--- begin Materials provided ---

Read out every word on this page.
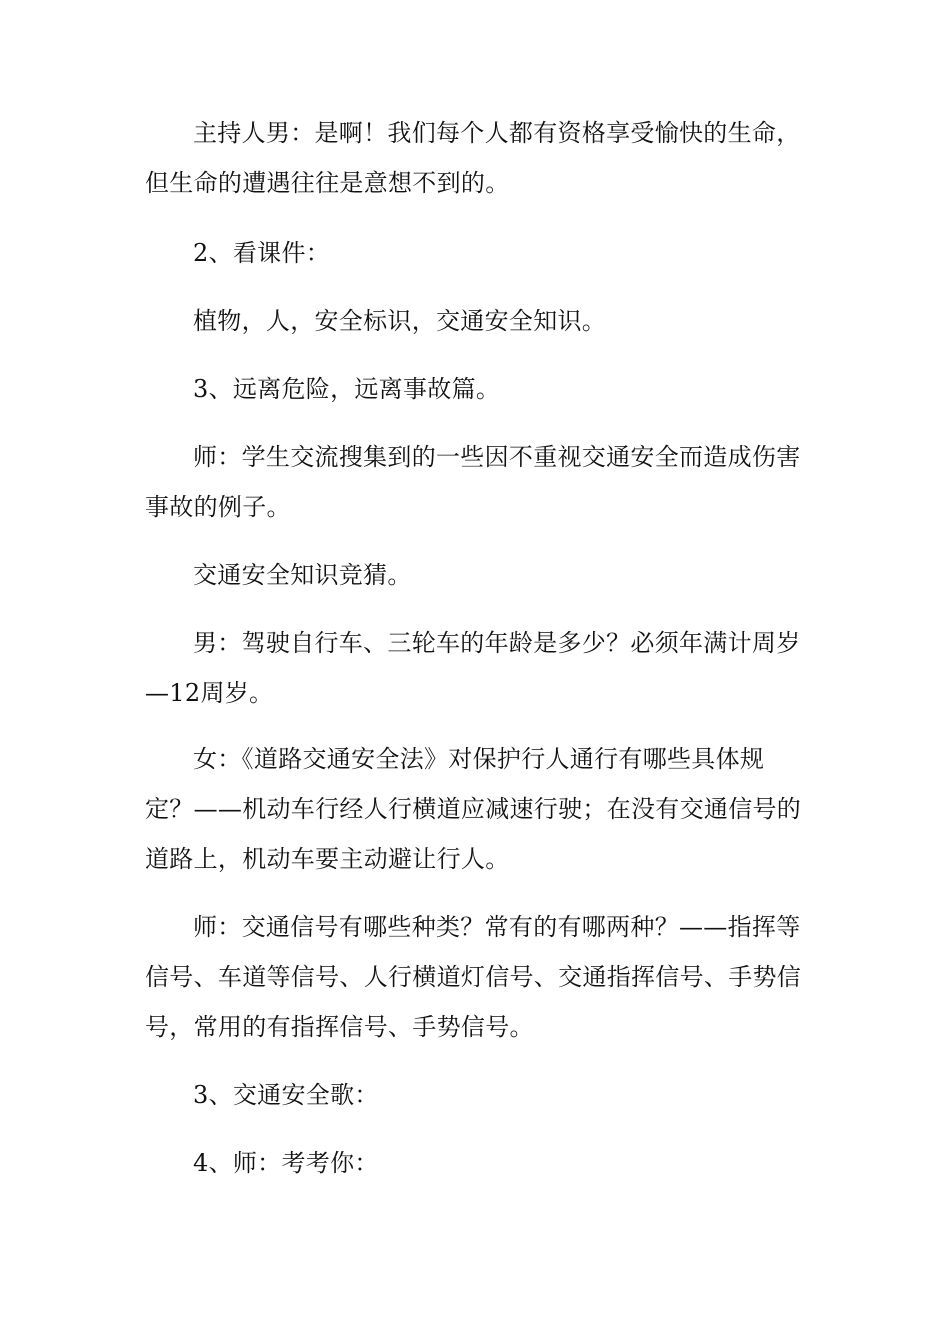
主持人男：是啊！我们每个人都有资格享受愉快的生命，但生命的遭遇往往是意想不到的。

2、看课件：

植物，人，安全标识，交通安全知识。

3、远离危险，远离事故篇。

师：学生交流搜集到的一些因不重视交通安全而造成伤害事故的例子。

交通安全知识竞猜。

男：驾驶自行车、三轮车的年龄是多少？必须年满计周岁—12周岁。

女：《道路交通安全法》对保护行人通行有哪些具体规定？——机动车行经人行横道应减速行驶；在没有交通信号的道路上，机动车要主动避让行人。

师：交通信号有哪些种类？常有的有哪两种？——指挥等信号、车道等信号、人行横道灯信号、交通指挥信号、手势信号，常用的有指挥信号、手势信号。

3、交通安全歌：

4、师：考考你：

--- end Materials provided ---
--- begin Materials provided ---

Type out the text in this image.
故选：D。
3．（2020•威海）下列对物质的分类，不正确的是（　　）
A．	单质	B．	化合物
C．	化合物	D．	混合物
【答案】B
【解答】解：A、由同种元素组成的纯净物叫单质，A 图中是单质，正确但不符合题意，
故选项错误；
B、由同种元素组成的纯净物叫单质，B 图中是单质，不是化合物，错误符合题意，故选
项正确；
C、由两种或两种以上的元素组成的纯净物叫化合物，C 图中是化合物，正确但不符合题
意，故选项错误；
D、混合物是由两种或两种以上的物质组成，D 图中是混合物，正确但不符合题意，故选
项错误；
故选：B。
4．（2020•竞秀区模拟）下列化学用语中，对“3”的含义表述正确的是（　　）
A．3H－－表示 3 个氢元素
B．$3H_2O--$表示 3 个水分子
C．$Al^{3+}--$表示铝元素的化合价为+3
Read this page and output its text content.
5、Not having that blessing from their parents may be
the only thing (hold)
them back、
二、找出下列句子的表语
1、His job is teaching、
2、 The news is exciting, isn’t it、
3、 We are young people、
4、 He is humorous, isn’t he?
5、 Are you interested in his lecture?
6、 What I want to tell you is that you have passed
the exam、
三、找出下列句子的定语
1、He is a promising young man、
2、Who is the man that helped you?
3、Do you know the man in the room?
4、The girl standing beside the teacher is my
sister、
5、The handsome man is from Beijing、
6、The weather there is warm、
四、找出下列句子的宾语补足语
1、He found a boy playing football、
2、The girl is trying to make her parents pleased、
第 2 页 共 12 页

--- end Materials provided ---

**Task to complete**
Which lines hold the word "that"? Copy each of them from the records.

**Task output**
5、Not having that blessing from their parents may be
6、 What I want to tell you is that you have passed
2、Who is the man that helped you?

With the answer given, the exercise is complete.